**The exercise**: Find and copy each line of the records where the string "JSON" shows up.

>> START

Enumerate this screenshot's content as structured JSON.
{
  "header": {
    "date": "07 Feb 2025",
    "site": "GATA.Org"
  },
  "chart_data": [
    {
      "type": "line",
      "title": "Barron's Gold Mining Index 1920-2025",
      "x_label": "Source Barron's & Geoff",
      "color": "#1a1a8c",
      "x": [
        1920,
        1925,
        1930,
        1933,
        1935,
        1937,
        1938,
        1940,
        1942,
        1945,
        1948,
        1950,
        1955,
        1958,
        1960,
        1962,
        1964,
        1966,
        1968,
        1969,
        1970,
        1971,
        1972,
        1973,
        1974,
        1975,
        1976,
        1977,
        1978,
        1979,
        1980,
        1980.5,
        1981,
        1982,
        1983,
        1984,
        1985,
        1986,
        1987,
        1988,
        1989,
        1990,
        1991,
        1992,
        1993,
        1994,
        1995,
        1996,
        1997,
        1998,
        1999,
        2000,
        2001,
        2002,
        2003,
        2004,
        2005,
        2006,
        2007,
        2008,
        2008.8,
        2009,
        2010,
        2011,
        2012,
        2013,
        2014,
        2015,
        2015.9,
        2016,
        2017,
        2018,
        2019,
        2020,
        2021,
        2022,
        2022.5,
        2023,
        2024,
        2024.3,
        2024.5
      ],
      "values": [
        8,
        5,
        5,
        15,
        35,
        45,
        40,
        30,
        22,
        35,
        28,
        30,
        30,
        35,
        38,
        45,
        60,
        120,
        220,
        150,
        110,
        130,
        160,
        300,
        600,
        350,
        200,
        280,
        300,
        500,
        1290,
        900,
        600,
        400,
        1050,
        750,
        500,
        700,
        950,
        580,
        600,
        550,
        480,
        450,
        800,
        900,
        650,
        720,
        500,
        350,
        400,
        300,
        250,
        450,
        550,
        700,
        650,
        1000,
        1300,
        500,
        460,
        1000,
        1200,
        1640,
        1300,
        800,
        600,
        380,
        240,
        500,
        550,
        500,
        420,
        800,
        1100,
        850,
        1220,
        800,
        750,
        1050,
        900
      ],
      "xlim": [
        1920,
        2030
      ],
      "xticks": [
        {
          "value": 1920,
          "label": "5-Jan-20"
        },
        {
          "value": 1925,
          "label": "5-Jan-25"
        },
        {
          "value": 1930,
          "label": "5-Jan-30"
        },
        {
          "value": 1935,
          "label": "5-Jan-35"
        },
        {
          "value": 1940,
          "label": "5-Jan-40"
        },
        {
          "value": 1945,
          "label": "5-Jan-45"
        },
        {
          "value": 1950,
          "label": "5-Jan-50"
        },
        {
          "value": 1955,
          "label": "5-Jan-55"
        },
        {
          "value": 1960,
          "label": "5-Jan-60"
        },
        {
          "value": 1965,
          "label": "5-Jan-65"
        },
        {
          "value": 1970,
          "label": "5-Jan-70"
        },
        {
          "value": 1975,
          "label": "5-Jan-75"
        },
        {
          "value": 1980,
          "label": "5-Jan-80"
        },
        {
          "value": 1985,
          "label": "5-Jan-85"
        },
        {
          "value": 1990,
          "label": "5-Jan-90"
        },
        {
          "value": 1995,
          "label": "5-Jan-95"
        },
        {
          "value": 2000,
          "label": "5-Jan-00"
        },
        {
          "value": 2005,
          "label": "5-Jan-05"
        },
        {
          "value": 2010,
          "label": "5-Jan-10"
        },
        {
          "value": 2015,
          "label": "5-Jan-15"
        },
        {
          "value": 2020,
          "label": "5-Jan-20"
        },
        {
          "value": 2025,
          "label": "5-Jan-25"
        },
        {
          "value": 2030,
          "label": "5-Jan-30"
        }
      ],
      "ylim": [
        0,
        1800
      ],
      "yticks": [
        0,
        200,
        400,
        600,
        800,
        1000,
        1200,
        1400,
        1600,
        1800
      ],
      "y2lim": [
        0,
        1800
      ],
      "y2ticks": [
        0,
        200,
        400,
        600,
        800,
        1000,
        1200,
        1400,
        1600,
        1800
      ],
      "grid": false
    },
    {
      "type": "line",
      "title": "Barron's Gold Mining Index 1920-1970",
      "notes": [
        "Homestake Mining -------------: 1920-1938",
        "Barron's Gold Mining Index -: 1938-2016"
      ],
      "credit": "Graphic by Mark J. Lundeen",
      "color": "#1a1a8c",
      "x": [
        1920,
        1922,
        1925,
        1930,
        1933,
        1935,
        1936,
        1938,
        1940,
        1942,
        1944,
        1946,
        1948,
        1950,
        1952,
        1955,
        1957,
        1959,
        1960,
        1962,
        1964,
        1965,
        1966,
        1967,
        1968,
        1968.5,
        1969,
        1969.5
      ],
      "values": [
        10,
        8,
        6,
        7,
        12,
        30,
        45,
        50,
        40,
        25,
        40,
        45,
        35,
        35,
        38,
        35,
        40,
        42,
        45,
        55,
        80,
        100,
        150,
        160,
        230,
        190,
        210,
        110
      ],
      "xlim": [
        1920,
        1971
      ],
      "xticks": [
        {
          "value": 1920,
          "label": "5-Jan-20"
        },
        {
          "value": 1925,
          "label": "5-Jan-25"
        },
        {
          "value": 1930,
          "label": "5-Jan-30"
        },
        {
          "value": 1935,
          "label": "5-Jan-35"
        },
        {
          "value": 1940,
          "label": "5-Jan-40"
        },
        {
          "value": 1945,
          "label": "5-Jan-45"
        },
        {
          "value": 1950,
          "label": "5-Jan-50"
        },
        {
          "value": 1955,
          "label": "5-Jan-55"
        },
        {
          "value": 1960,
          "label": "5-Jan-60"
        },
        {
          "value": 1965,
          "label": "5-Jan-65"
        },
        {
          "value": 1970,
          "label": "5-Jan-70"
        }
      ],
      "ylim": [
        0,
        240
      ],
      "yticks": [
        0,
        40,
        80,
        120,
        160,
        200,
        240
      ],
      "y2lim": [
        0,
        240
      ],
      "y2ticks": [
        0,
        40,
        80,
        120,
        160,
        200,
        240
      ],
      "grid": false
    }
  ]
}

>> END
>> START

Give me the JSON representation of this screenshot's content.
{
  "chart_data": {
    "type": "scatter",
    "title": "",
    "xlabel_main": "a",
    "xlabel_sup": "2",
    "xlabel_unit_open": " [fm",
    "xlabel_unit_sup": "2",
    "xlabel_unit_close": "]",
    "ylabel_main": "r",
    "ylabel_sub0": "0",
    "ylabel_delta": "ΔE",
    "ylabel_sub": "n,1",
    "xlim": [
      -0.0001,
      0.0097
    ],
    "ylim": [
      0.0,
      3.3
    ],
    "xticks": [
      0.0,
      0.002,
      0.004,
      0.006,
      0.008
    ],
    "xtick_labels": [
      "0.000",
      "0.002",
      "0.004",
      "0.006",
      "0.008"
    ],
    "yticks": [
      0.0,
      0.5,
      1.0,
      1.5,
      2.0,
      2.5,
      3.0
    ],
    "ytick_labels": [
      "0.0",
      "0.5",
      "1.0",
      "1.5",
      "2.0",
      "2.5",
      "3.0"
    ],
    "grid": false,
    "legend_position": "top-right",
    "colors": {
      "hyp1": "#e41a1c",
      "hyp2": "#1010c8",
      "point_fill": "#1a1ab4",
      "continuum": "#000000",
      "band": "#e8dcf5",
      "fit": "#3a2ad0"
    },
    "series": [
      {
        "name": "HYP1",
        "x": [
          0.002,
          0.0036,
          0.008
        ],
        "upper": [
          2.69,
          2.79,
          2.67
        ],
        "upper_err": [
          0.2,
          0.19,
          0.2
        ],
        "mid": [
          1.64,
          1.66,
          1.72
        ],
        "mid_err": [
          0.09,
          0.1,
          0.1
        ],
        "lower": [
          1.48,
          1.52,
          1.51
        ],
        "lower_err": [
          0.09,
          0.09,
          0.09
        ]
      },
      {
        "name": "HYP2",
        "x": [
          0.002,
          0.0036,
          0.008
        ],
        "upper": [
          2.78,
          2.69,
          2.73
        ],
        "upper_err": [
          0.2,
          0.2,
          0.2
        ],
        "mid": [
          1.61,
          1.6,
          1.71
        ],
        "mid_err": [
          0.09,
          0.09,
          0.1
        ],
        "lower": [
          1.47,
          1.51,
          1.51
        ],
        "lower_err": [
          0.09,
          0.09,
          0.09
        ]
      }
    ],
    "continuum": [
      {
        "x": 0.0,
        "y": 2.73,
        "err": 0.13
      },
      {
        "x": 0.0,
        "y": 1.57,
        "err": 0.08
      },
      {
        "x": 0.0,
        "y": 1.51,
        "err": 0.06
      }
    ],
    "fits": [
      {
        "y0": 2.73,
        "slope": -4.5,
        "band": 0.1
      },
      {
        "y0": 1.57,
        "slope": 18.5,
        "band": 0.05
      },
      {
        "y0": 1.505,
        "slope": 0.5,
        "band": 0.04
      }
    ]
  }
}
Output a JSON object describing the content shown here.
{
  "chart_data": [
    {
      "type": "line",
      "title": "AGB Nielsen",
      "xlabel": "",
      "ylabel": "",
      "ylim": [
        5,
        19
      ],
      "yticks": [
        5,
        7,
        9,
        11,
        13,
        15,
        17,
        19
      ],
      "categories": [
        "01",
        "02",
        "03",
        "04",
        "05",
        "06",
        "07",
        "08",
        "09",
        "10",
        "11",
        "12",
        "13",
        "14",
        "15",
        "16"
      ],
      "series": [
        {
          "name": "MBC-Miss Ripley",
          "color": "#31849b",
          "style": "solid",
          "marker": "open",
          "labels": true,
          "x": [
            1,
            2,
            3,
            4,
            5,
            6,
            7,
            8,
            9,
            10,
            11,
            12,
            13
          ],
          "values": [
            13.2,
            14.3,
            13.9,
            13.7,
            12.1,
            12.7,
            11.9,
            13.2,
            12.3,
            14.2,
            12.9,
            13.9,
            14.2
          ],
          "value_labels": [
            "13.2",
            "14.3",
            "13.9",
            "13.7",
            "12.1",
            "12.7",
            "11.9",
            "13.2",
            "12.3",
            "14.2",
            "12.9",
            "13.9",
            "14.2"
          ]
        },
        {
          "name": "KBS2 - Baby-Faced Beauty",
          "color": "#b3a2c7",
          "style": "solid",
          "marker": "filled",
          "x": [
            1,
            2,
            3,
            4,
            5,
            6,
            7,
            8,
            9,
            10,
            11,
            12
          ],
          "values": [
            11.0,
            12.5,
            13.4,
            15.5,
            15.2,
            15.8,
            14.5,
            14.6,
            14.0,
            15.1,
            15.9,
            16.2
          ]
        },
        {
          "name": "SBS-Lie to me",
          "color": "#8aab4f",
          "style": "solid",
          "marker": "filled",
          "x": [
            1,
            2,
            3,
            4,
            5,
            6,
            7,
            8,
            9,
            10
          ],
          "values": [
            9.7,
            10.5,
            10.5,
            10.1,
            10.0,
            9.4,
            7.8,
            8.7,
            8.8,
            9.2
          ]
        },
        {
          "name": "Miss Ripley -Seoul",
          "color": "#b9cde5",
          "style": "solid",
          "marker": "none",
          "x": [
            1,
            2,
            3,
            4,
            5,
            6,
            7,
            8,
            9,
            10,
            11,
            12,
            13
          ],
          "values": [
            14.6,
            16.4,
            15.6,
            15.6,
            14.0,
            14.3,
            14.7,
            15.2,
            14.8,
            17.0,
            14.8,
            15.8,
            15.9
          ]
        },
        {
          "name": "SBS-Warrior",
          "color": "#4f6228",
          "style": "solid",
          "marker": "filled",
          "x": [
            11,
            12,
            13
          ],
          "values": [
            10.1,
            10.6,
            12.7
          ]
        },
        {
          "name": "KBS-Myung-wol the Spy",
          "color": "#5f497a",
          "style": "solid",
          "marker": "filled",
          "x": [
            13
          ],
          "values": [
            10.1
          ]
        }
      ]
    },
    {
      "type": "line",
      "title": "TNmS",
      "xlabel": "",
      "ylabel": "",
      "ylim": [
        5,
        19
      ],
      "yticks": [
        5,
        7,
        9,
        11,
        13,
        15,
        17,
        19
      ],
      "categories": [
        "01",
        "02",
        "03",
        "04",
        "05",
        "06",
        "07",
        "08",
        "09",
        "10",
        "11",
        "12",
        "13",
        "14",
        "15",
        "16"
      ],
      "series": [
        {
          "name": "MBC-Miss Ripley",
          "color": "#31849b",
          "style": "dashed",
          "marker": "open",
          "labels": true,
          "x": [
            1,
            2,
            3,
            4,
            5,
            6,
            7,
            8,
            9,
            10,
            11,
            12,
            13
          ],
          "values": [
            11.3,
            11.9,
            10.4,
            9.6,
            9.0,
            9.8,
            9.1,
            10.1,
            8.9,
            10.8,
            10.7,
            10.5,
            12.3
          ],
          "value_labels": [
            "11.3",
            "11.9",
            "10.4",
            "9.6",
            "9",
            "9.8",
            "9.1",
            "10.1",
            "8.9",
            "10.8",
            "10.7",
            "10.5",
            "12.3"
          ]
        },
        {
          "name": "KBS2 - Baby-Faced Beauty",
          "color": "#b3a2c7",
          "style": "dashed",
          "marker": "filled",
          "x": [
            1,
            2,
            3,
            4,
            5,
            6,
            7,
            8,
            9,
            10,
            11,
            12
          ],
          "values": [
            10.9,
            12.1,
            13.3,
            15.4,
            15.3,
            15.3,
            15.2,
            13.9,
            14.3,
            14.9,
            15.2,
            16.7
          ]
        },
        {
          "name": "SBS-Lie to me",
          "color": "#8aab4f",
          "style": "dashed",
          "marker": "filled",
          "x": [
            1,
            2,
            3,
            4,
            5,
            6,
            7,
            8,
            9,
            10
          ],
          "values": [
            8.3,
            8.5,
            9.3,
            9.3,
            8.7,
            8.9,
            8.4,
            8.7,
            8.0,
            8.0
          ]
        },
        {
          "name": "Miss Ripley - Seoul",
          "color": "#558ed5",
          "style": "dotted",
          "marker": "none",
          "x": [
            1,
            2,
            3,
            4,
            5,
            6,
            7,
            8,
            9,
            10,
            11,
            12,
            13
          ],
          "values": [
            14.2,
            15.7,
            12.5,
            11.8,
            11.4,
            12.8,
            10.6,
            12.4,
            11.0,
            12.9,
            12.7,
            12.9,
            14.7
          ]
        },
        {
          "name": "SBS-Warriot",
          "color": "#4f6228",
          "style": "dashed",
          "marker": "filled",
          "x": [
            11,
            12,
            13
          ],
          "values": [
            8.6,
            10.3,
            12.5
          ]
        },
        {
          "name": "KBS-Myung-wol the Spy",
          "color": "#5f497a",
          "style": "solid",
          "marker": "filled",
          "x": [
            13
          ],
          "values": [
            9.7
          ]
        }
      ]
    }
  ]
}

>> END

**Output**:
Enumerate this screenshot's content as structured JSON.
Give me the JSON representation of this screenshot's content.
Output a JSON object describing the content shown here.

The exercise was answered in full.